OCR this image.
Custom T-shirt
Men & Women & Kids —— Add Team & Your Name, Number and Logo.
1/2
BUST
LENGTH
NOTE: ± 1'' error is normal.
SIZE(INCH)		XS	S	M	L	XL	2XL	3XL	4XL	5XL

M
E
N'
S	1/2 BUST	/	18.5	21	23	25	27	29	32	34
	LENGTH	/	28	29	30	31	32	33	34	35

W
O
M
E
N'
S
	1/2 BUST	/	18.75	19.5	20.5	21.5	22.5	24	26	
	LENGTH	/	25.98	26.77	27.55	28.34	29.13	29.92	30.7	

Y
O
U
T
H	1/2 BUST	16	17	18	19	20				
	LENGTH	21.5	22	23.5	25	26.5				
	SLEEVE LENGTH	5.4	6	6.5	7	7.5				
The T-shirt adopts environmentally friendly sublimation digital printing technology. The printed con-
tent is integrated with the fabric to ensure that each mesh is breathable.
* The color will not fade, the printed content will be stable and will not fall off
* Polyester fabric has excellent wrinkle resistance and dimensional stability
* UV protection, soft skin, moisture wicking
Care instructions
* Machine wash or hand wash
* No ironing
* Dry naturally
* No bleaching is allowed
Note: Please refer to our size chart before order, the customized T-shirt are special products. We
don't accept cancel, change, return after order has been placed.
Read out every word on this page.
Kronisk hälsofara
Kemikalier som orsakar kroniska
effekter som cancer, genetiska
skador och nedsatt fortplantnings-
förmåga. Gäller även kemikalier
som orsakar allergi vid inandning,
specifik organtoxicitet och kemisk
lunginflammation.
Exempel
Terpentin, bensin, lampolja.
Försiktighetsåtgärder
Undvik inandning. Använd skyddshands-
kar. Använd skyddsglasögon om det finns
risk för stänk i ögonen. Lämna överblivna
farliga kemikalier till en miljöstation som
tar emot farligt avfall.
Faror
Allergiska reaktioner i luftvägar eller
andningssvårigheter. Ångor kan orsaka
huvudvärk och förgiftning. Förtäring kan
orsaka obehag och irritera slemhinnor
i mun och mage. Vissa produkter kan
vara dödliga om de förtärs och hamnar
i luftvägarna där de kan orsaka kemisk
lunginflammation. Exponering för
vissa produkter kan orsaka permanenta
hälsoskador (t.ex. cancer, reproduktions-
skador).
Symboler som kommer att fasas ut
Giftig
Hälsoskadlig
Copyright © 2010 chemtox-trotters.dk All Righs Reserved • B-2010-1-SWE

What needs to be done — Determine how many lines in the records contain "orsakar", and reply with the number only.

Exercise solution — 2